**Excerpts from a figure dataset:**
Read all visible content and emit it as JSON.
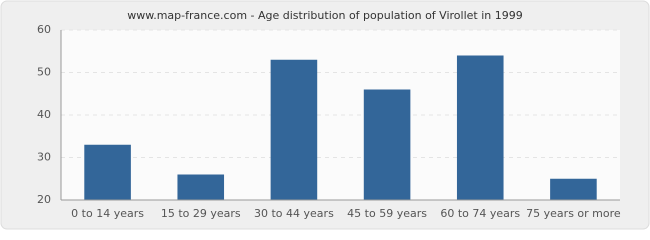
{
  "chart_data": {
    "type": "bar",
    "title": "www.map-france.com - Age distribution of population of Virollet in 1999",
    "categories": [
      "0 to 14 years",
      "15 to 29 years",
      "30 to 44 years",
      "45 to 59 years",
      "60 to 74 years",
      "75 years or more"
    ],
    "values": [
      33,
      26,
      53,
      46,
      54,
      25
    ],
    "color": "#336699",
    "ylim": [
      20,
      60
    ],
    "yticks": [
      20,
      30,
      40,
      50,
      60
    ],
    "grid": true
  }
}
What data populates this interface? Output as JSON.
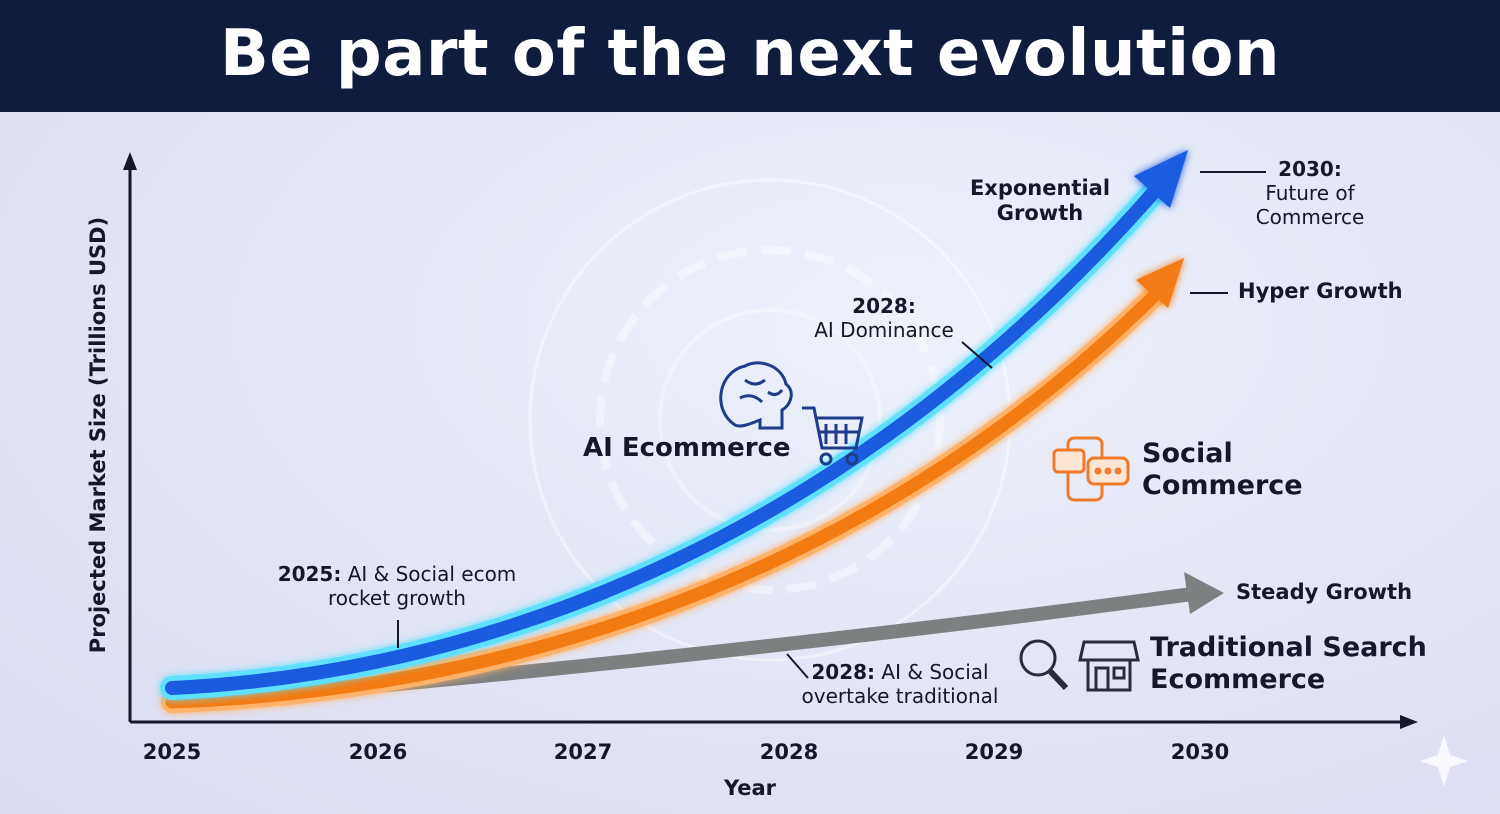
{
  "header": {
    "title": "Be part of the next evolution"
  },
  "axes": {
    "y_label": "Projected Market Size (Trillions USD)",
    "x_label": "Year",
    "x_ticks": [
      "2025",
      "2026",
      "2027",
      "2028",
      "2029",
      "2030"
    ]
  },
  "curves": [
    {
      "name": "AI Ecommerce",
      "end_label": "Exponential Growth"
    },
    {
      "name": "Social Commerce",
      "end_label": "Hyper Growth"
    },
    {
      "name": "Traditional Search Ecommerce",
      "end_label": "Steady Growth"
    }
  ],
  "annotations": [
    {
      "year": "2030:",
      "text": "Future of Commerce"
    },
    {
      "year": "2028:",
      "text": "AI Dominance"
    },
    {
      "year": "2025:",
      "text": "AI & Social ecom rocket growth"
    },
    {
      "year": "2028:",
      "text": "AI & Social overtake traditional"
    }
  ]
}
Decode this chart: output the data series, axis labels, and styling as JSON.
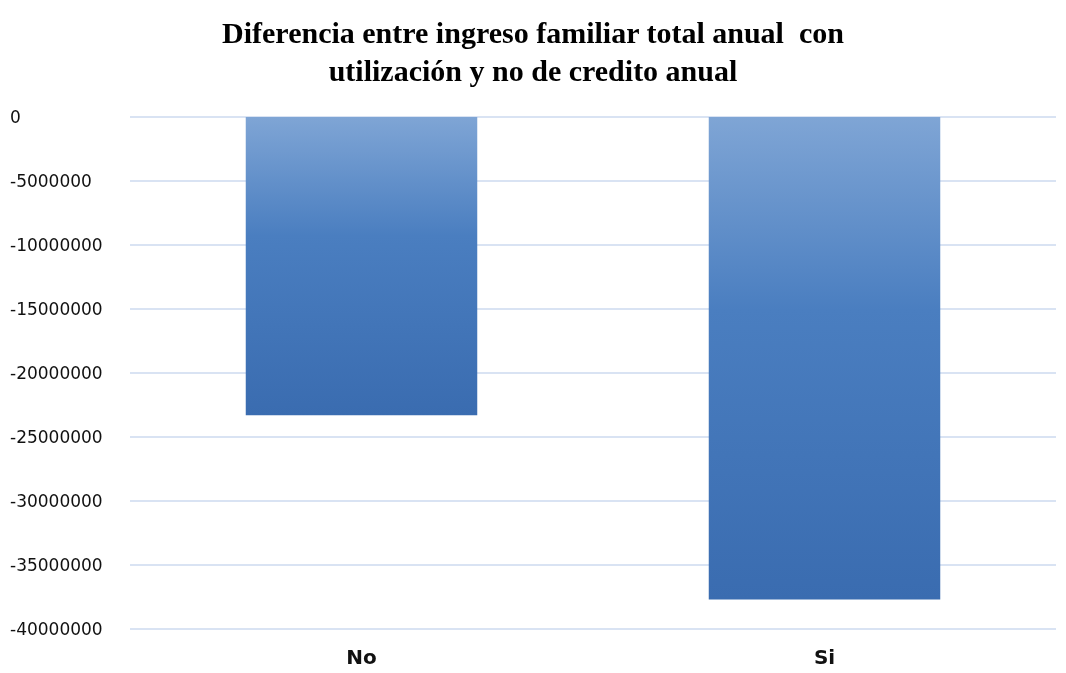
{
  "chart_data": {
    "type": "bar",
    "title": "Diferencia entre ingreso familiar total anual  con\nutilización y no de credito anual",
    "categories": [
      "No",
      "Si"
    ],
    "values": [
      -23300000,
      -37700000
    ],
    "color": "#4a7ec0",
    "ylim": [
      -40000000,
      0
    ],
    "yticks": [
      0,
      -5000000,
      -10000000,
      -15000000,
      -20000000,
      -25000000,
      -30000000,
      -35000000,
      -40000000
    ],
    "grid": "y"
  }
}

**Task to complete:**
Beginning with the line containing "Decode this chart: output" and ending with the last line of the material, output each line exactly; do not include pictures.

**Complete output:**
Decode this chart: output the data series, axis labels, and styling as JSON.
{
  "chart_data": {
    "type": "bar",
    "title": "Diferencia entre ingreso familiar total anual  con\nutilización y no de credito anual",
    "categories": [
      "No",
      "Si"
    ],
    "values": [
      -23300000,
      -37700000
    ],
    "color": "#4a7ec0",
    "ylim": [
      -40000000,
      0
    ],
    "yticks": [
      0,
      -5000000,
      -10000000,
      -15000000,
      -20000000,
      -25000000,
      -30000000,
      -35000000,
      -40000000
    ],
    "grid": "y"
  }
}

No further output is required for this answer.